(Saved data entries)
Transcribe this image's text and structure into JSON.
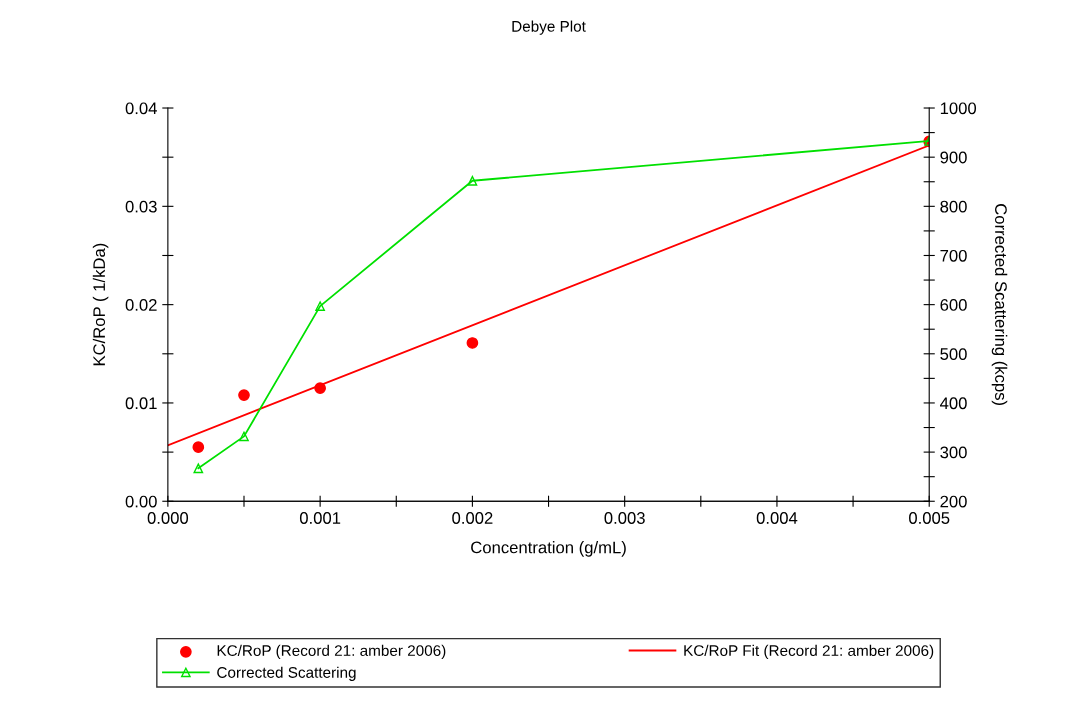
{
  "chart_data": {
    "type": "scatter",
    "title": "Debye Plot",
    "xlabel": "Concentration (g/mL)",
    "ylabel": "KC/RoP ( 1/kDa)",
    "y2label": "Corrected Scattering (kcps)",
    "xlim": [
      0,
      0.005
    ],
    "xticks": [
      {
        "value": 0,
        "label": "0.000"
      },
      {
        "value": 0.0005,
        "label": null
      },
      {
        "value": 0.001,
        "label": "0.001"
      },
      {
        "value": 0.0015,
        "label": null
      },
      {
        "value": 0.002,
        "label": "0.002"
      },
      {
        "value": 0.0025,
        "label": null
      },
      {
        "value": 0.003,
        "label": "0.003"
      },
      {
        "value": 0.0035,
        "label": null
      },
      {
        "value": 0.004,
        "label": "0.004"
      },
      {
        "value": 0.0045,
        "label": null
      },
      {
        "value": 0.005,
        "label": "0.005"
      }
    ],
    "ylim": [
      0,
      0.04
    ],
    "yticks": [
      {
        "value": 0,
        "label": "0.00"
      },
      {
        "value": 0.005,
        "label": null
      },
      {
        "value": 0.01,
        "label": "0.01"
      },
      {
        "value": 0.015,
        "label": null
      },
      {
        "value": 0.02,
        "label": "0.02"
      },
      {
        "value": 0.025,
        "label": null
      },
      {
        "value": 0.03,
        "label": "0.03"
      },
      {
        "value": 0.035,
        "label": null
      },
      {
        "value": 0.04,
        "label": "0.04"
      }
    ],
    "y2lim": [
      200,
      1000
    ],
    "y2ticks": [
      200,
      {
        "value": 250,
        "label": null
      },
      300,
      {
        "value": 350,
        "label": null
      },
      400,
      {
        "value": 450,
        "label": null
      },
      500,
      {
        "value": 550,
        "label": null
      },
      600,
      {
        "value": 650,
        "label": null
      },
      700,
      {
        "value": 750,
        "label": null
      },
      800,
      {
        "value": 850,
        "label": null
      },
      900,
      {
        "value": 950,
        "label": null
      },
      1000
    ],
    "grid": false,
    "legend": "bottom",
    "series": [
      {
        "name": "KC/RoP (Record 21: amber 2006)",
        "color": "#ff0000",
        "marker": "circle",
        "x": [
          0.0002,
          0.0005,
          0.001,
          0.002,
          0.005
        ],
        "values": [
          0.0055,
          0.0108,
          0.0115,
          0.0161,
          0.0366
        ]
      },
      {
        "name": "KC/RoP Fit (Record 21: amber 2006)",
        "type": "line",
        "color": "#ff0000",
        "marker": "none",
        "x": [
          0,
          0.005
        ],
        "values": [
          0.0057,
          0.0362
        ]
      },
      {
        "name": "Corrected Scattering",
        "type": "line",
        "axis": "y2",
        "color": "#00e000",
        "marker": "triangle",
        "x": [
          0.0002,
          0.0005,
          0.001,
          0.002,
          0.005
        ],
        "values": [
          267,
          332,
          597,
          852,
          933
        ]
      }
    ]
  }
}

- PROBLEM DESCRIPTION: Reproduce each entry precisely, dropping only the pictures.

- EXERCISE RESPONSE:
Transcribe this image's text and structure into JSON.
{
  "chart_data": {
    "type": "scatter",
    "title": "Debye Plot",
    "xlabel": "Concentration (g/mL)",
    "ylabel": "KC/RoP ( 1/kDa)",
    "y2label": "Corrected Scattering (kcps)",
    "xlim": [
      0,
      0.005
    ],
    "xticks": [
      {
        "value": 0,
        "label": "0.000"
      },
      {
        "value": 0.0005,
        "label": null
      },
      {
        "value": 0.001,
        "label": "0.001"
      },
      {
        "value": 0.0015,
        "label": null
      },
      {
        "value": 0.002,
        "label": "0.002"
      },
      {
        "value": 0.0025,
        "label": null
      },
      {
        "value": 0.003,
        "label": "0.003"
      },
      {
        "value": 0.0035,
        "label": null
      },
      {
        "value": 0.004,
        "label": "0.004"
      },
      {
        "value": 0.0045,
        "label": null
      },
      {
        "value": 0.005,
        "label": "0.005"
      }
    ],
    "ylim": [
      0,
      0.04
    ],
    "yticks": [
      {
        "value": 0,
        "label": "0.00"
      },
      {
        "value": 0.005,
        "label": null
      },
      {
        "value": 0.01,
        "label": "0.01"
      },
      {
        "value": 0.015,
        "label": null
      },
      {
        "value": 0.02,
        "label": "0.02"
      },
      {
        "value": 0.025,
        "label": null
      },
      {
        "value": 0.03,
        "label": "0.03"
      },
      {
        "value": 0.035,
        "label": null
      },
      {
        "value": 0.04,
        "label": "0.04"
      }
    ],
    "y2lim": [
      200,
      1000
    ],
    "y2ticks": [
      200,
      {
        "value": 250,
        "label": null
      },
      300,
      {
        "value": 350,
        "label": null
      },
      400,
      {
        "value": 450,
        "label": null
      },
      500,
      {
        "value": 550,
        "label": null
      },
      600,
      {
        "value": 650,
        "label": null
      },
      700,
      {
        "value": 750,
        "label": null
      },
      800,
      {
        "value": 850,
        "label": null
      },
      900,
      {
        "value": 950,
        "label": null
      },
      1000
    ],
    "grid": false,
    "legend": "bottom",
    "series": [
      {
        "name": "KC/RoP (Record 21: amber 2006)",
        "color": "#ff0000",
        "marker": "circle",
        "x": [
          0.0002,
          0.0005,
          0.001,
          0.002,
          0.005
        ],
        "values": [
          0.0055,
          0.0108,
          0.0115,
          0.0161,
          0.0366
        ]
      },
      {
        "name": "KC/RoP Fit (Record 21: amber 2006)",
        "type": "line",
        "color": "#ff0000",
        "marker": "none",
        "x": [
          0,
          0.005
        ],
        "values": [
          0.0057,
          0.0362
        ]
      },
      {
        "name": "Corrected Scattering",
        "type": "line",
        "axis": "y2",
        "color": "#00e000",
        "marker": "triangle",
        "x": [
          0.0002,
          0.0005,
          0.001,
          0.002,
          0.005
        ],
        "values": [
          267,
          332,
          597,
          852,
          933
        ]
      }
    ]
  }
}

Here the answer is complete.